**Extrait choisi:**
+++++
SOURCE - Paix Liturgique, lettre 285 - 31 mai 2011
— Il faut, en effet, avoir une vision très globale. D’une part, en se souvenant que l’on vit un effacement sans précédent de l’Église en Occident, de sorte que tout ce qui favorise le relèvement du sacrifice de la messe, et donc du sacerdoce catholique, est pastoralement et du point de vue missionnaire très bénéfique, le Motu Proprio de 2007 et cette instruction d’application étant de cet ordre. Et d’autre part, une vision globale, en replaçant ce texte au sein d’une période de l’histoire de l’Église tout à fait atypique, celle qui a commencé avec Vatican II, où les textes valent désormais plus par le message qu’ils délivrent dans un sens d’« ouverture » ou inversement dans un sens de « restauration » (c’est le cas de ce texte), que par l’autorité réelle de leur contenu, dont tout le monde sait qu’elle est très faible. Cette Instruction, publiée le premier jour du 3e colloque romain consacré à la « forme extraordinaire », qui s’est tenu à l’Université pontificale Saint-Thomas-d’Aquin, dite Angelicum, à Rome, vaut surtout – l’Instruction mise en valeur par le colloque – par l’« événement » qu’elle constitue.
D’AUTANT QUE SON ÉLABORATION, DIT-ON, A ÉTÉ TRÈS DIFFICILE.
— Et très longue. Une instruction, canoniquement, est le décret d’application d’une loi (ici le Motu Proprio) destiné à aider ceux qui doivent appliquer le texte (la Commission Ecclesia Dei essentiellement). Il est publié par l’organisme compétent pour ce texte (généralement le même : ici la Commission présidée par le cardinal Levada) et approuvé ensuite par le Pape. Théoriquement, rien ne doit se trouver dans l’Instruction qui n’était déjà dans la loi. Mais la manière qu’a un décret de préciser peut, on le sait, élargir ou rétrécir la loi.
En l’espèce, il y a eu trois grandes étapes d’élaboration de cette petite souris de texte qui a accouché des montagnes de pressions et d’interventions :
a. Le « schéma » élaboré sous l’autorité du cardinal Castrillón, à partir de 2007, texte qui, malgré la très bonne volonté du cardinal, était un vrai pas en arrière.
b. Le schéma Pozzo-1, commencé dès que l’équipe très homogène du nouveau Secrétaire et patron réel de la Commission, Mgr Guido Pozzo, a été en place. Texte particulièrement extensif.
c. Et le texte Pozzo-2, le texte actuel, qui a eu lui-même toute une histoire : le schéma Pozzo-1, présenté devant la plenaria de la Congrégation pour la Doctrine de la foi, en novembre 2010, a été un peu malmené pour diverses raisons qu’il serait trop long d’expliquer, repris, amendé dans le détail dans un sens, puis dans un autre. A partir de la mi-février 2011, lorsqu’un des blogs anglo-saxons traditionnels les plus lus dans le monde, Rorate Coeli, a sonné l’alarme sur les risques de rétrécissements, la fièvre a été maximale et a duré jusqu’à la sortie du texte et jusqu’aux ultimes retouches.
+++++
**Listing:**
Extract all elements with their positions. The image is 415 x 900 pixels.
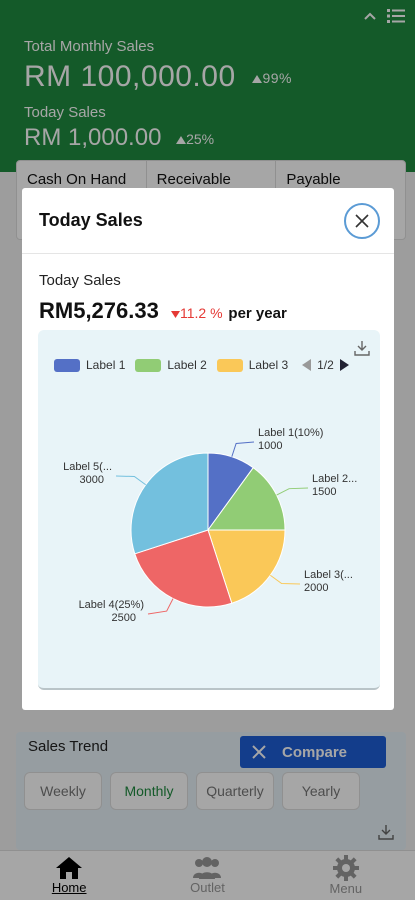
+++++
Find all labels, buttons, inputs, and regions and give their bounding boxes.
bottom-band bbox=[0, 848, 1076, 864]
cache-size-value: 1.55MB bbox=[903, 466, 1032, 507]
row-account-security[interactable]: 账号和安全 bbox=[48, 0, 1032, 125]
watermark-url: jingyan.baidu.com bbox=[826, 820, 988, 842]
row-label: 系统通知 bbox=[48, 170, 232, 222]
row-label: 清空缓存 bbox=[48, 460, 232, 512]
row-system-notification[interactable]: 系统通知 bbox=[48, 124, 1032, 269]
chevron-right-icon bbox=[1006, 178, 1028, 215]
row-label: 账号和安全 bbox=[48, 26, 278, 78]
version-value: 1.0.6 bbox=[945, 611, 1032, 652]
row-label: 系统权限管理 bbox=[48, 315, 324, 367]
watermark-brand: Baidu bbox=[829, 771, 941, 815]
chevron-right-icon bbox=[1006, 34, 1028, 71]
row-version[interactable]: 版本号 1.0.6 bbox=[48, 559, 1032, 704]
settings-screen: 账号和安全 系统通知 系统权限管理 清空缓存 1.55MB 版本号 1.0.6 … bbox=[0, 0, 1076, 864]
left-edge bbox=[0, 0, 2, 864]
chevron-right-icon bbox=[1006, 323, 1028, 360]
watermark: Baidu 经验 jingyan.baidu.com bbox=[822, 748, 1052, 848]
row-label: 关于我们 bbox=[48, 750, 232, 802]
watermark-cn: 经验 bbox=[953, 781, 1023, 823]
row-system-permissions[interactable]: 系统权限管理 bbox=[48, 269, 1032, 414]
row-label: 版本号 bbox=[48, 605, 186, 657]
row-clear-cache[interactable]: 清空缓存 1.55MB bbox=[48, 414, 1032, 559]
+++++
**Travail demandé:**
a: Recopiez le passage de l'extrait choisi qui va de « b. Le schéma » jusqu'à « jusqu’aux ultimes retouches. ».
b: Mettez sous forme de liste JSON de chaînes, une chaîne par ligne et sans les lignes vides, le passage du listing qui va de la ligne contenant « Find all labels, buttons, inputs, and » jusqu'à celle contenant « watermark-url: jingyan.baidu.com bbox=[826, 820, 988, 842] », ces deux lignes comprises.

**En réponse:**
a:
b. Le schéma Pozzo-1, commencé dès que l’équipe très homogène du nouveau Secrétaire et patron réel de la Commission, Mgr Guido Pozzo, a été en place. Texte particulièrement extensif.
c. Et le texte Pozzo-2, le texte actuel, qui a eu lui-même toute une histoire : le schéma Pozzo-1, présenté devant la plenaria de la Congrégation pour la Doctrine de la foi, en novembre 2010, a été un peu malmené pour diverses raisons qu’il serait trop long d’expliquer, repris, amendé dans le détail dans un sens, puis dans un autre. A partir de la mi-février 2011, lorsqu’un des blogs anglo-saxons traditionnels les plus lus dans le monde, Rorate Coeli, a sonné l’alarme sur les risques de rétrécissements, la fièvre a été maximale et a duré jusqu’à la sortie du texte et jusqu’aux ultimes retouches.

b:
[
  "Find all labels, buttons, inputs, and regions and give their bounding boxes.",
  "bottom-band bbox=[0, 848, 1076, 864]",
  "cache-size-value: 1.55MB bbox=[903, 466, 1032, 507]",
  "row-account-security[interactable]: 账号和安全 bbox=[48, 0, 1032, 125]",
  "watermark-url: jingyan.baidu.com bbox=[826, 820, 988, 842]"
]